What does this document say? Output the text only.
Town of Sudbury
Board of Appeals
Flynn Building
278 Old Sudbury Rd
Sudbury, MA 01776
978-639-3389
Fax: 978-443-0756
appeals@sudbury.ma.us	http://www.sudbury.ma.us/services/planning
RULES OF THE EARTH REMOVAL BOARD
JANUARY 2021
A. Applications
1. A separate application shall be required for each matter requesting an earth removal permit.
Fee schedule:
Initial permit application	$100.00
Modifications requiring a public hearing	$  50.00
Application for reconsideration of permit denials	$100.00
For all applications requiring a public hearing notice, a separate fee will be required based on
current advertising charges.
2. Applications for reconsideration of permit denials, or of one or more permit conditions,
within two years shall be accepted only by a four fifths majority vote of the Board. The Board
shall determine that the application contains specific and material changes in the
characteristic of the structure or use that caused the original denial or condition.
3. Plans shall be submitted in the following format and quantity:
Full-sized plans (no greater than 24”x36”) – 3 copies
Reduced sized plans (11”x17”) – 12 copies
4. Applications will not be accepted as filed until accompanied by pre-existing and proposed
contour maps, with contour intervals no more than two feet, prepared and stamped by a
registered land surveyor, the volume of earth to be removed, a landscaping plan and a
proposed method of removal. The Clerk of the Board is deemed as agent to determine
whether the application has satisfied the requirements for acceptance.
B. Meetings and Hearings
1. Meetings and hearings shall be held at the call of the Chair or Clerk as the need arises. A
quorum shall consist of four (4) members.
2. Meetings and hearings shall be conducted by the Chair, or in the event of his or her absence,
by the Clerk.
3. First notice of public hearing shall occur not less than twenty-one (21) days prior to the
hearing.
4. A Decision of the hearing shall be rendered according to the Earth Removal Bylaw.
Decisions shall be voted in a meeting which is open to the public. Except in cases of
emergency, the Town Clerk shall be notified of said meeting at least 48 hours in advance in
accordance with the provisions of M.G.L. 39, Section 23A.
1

---

**Exercise details:** Filter the records above for "sized" and copy every matching line.

**Task output:**
Full-sized plans (no greater than 24”x36”) – 3 copies
Reduced sized plans (11”x17”) – 12 copies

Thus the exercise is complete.